REQUIRED WORK »
Please write out the part of the passage below about phone parts and theft word for word, starting at "It took the" and ending at "prices for everyone.".

GIVEN PASSAGE »

____

While I understand we are all entitled to differently prioritizing ethical red lines, it saddens me whenever I see the public suffering for the sake of increased corporate profits.
...and it is only the company that gained anything. The extra parts on the market would likely have driven prices down, making the handsets less high dollar desirable theft targets. Instead; user servicibility plummeted, planned obsolescence ensured the path of least resistance was "buy another", and the accountants likely beamed at the improvement to the bottom line while the execs patted themselves on the back for a job well done securing money that otherwise "would have been left on the table".
It took the theft of phones from honest folks to make those 'extra parts' available in the past. I personally don't want these 'extra parts' on the market even if it ends up increases repair prices for everyone.
They will sell the hardware to unwitting victims as new via eBay, Craigslist, … and disappear before the victim figures it out. It is a new iPhone in the original shrinkwrap - who’d become suspicious?

____

EXTRACTED RECORDS »
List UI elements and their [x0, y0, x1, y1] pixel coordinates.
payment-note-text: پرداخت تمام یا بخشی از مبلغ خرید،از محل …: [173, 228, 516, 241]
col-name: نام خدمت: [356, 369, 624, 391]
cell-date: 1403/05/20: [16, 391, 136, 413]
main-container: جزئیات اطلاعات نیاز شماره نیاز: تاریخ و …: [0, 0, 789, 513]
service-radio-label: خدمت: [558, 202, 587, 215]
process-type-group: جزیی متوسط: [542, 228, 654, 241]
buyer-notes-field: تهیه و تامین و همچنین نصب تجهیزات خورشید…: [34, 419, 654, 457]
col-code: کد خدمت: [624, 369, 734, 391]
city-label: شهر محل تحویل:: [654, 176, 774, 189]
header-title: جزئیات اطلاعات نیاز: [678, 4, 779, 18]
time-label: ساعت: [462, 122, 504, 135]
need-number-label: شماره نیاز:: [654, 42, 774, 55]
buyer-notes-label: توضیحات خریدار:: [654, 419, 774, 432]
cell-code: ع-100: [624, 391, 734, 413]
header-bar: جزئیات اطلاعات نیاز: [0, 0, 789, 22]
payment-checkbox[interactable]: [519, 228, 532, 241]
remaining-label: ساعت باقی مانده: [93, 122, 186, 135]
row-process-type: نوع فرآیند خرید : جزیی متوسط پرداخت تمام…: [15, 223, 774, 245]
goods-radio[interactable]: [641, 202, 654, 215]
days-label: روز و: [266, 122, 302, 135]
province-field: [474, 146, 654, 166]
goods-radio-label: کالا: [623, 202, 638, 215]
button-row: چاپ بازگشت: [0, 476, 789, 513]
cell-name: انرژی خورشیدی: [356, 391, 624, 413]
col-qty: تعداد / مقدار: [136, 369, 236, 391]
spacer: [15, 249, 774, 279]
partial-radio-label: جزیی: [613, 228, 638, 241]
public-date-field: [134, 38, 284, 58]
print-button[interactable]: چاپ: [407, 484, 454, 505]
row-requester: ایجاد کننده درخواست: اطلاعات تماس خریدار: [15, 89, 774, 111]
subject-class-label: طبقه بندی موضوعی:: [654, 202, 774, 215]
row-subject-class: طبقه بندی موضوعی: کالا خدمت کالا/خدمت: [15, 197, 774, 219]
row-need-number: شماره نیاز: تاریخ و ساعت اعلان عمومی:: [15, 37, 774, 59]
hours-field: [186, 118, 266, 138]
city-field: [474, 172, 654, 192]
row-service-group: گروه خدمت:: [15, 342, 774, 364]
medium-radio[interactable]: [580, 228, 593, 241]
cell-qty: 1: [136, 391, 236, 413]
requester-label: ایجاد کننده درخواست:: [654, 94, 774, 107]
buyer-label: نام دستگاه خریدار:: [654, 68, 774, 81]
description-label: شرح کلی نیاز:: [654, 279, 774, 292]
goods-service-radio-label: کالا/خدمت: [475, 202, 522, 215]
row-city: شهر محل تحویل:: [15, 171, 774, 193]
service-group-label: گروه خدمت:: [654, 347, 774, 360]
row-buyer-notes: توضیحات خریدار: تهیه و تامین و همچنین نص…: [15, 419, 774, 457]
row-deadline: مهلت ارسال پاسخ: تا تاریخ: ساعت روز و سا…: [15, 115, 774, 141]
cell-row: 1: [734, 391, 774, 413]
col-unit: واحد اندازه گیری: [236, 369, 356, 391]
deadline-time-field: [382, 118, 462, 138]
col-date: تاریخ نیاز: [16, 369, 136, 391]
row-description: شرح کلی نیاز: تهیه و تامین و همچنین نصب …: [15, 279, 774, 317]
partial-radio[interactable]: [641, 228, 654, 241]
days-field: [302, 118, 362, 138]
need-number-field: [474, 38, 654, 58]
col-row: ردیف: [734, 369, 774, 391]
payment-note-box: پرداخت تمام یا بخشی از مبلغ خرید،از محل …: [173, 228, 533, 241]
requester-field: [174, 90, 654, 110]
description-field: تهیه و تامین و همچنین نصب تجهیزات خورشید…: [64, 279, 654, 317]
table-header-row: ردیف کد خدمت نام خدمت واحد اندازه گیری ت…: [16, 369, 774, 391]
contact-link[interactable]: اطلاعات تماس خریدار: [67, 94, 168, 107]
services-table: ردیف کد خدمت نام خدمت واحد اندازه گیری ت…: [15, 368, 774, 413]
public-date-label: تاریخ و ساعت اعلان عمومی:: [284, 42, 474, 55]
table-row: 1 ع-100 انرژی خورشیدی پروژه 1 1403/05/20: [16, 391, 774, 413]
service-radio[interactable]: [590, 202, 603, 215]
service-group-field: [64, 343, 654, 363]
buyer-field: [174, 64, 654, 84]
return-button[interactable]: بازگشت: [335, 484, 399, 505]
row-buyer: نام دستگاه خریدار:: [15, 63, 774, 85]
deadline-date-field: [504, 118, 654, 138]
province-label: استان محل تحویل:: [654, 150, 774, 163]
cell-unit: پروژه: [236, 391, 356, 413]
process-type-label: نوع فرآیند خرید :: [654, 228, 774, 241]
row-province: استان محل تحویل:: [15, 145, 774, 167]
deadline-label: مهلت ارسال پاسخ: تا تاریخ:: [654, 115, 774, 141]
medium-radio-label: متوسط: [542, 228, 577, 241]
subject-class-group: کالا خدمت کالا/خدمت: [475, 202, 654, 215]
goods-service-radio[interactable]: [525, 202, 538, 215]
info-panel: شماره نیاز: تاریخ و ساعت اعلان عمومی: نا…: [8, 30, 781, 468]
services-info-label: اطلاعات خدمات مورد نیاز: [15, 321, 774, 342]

____

RESULT »
It took the theft of phones from honest folks to make those 'extra parts' available in the past. I personally don't want these 'extra parts' on the market even if it ends up increases repair prices for everyone.